Description of the task >>
Leave out the pictures and copy everything else below exactly.

Material >>
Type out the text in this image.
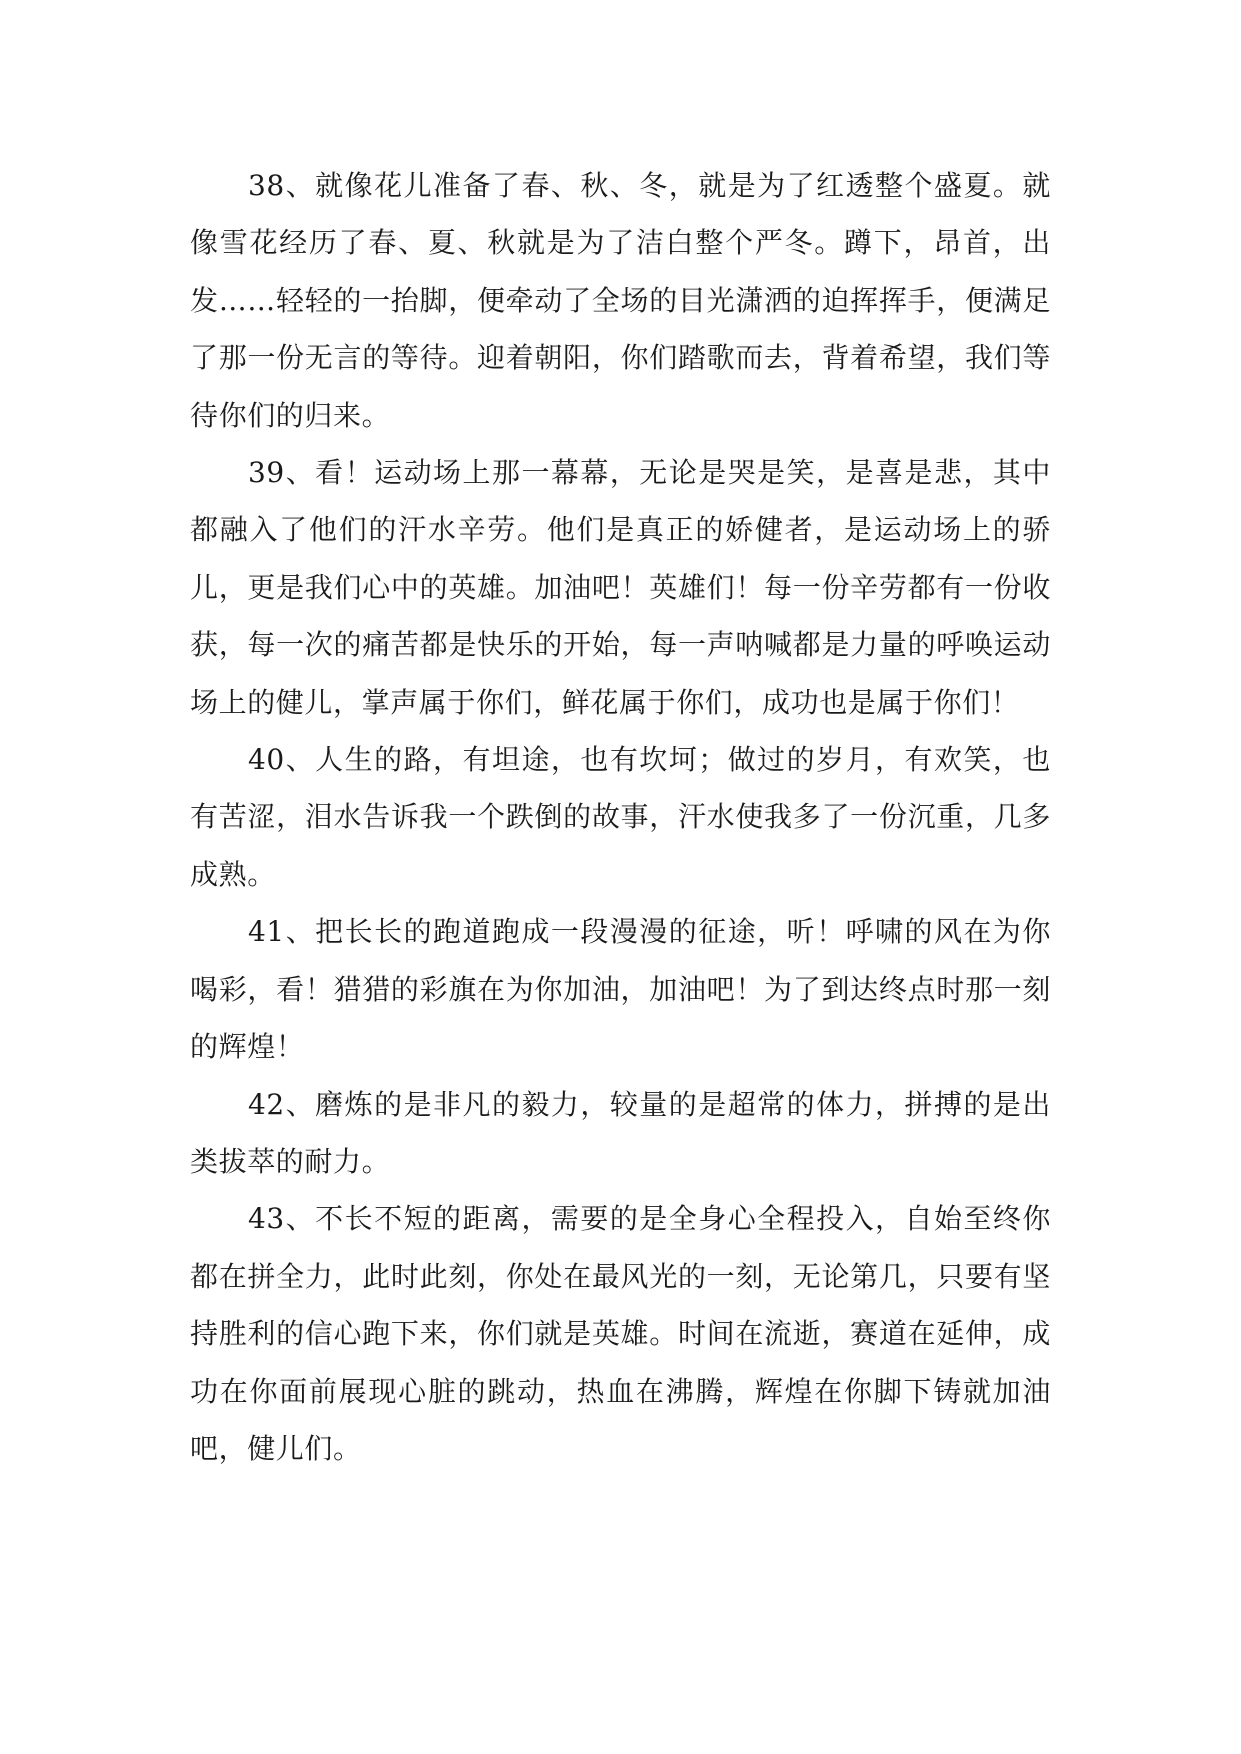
38、就像花儿准备了春、秋、冬，就是为了红透整个盛夏。就像雪花经历了春、夏、秋就是为了洁白整个严冬。蹲下，昂首，出发……轻轻的一抬脚，便牵动了全场的目光潇洒的迫挥挥手，便满足了那一份无言的等待。迎着朝阳，你们踏歌而去，背着希望，我们等待你们的归来。

39、看！运动场上那一幕幕，无论是哭是笑，是喜是悲，其中都融入了他们的汗水辛劳。他们是真正的娇健者，是运动场上的骄儿，更是我们心中的英雄。加油吧！英雄们！每一份辛劳都有一份收获，每一次的痛苦都是快乐的开始，每一声呐喊都是力量的呼唤运动场上的健儿，掌声属于你们，鲜花属于你们，成功也是属于你们！

40、人生的路，有坦途，也有坎坷；做过的岁月，有欢笑，也有苦涩，泪水告诉我一个跌倒的故事，汗水使我多了一份沉重，几多成熟。

41、把长长的跑道跑成一段漫漫的征途，听！呼啸的风在为你喝彩，看！猎猎的彩旗在为你加油，加油吧！为了到达终点时那一刻的辉煌！

42、磨炼的是非凡的毅力，较量的是超常的体力，拼搏的是出类拔萃的耐力。

43、不长不短的距离，需要的是全身心全程投入，自始至终你都在拼全力，此时此刻，你处在最风光的一刻，无论第几，只要有坚持胜利的信心跑下来，你们就是英雄。时间在流逝，赛道在延伸，成功在你面前展现心脏的跳动，热血在沸腾，辉煌在你脚下铸就加油吧，健儿们。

Answer >>
Type out the text in this image.
38、就像花儿准备了春、秋、冬，就是为了红透整个盛夏。就像雪花经历了春、夏、秋就是为了洁白整个严冬。蹲下，昂首，出发……轻轻的一抬脚，便牵动了全场的目光潇洒的迫挥挥手，便满足了那一份无言的等待。迎着朝阳，你们踏歌而去，背着希望，我们等待你们的归来。

39、看！运动场上那一幕幕，无论是哭是笑，是喜是悲，其中都融入了他们的汗水辛劳。他们是真正的娇健者，是运动场上的骄儿，更是我们心中的英雄。加油吧！英雄们！每一份辛劳都有一份收获，每一次的痛苦都是快乐的开始，每一声呐喊都是力量的呼唤运动场上的健儿，掌声属于你们，鲜花属于你们，成功也是属于你们！

40、人生的路，有坦途，也有坎坷；做过的岁月，有欢笑，也有苦涩，泪水告诉我一个跌倒的故事，汗水使我多了一份沉重，几多成熟。

41、把长长的跑道跑成一段漫漫的征途，听！呼啸的风在为你喝彩，看！猎猎的彩旗在为你加油，加油吧！为了到达终点时那一刻的辉煌！

42、磨炼的是非凡的毅力，较量的是超常的体力，拼搏的是出类拔萃的耐力。

43、不长不短的距离，需要的是全身心全程投入，自始至终你都在拼全力，此时此刻，你处在最风光的一刻，无论第几，只要有坚持胜利的信心跑下来，你们就是英雄。时间在流逝，赛道在延伸，成功在你面前展现心脏的跳动，热血在沸腾，辉煌在你脚下铸就加油吧，健儿们。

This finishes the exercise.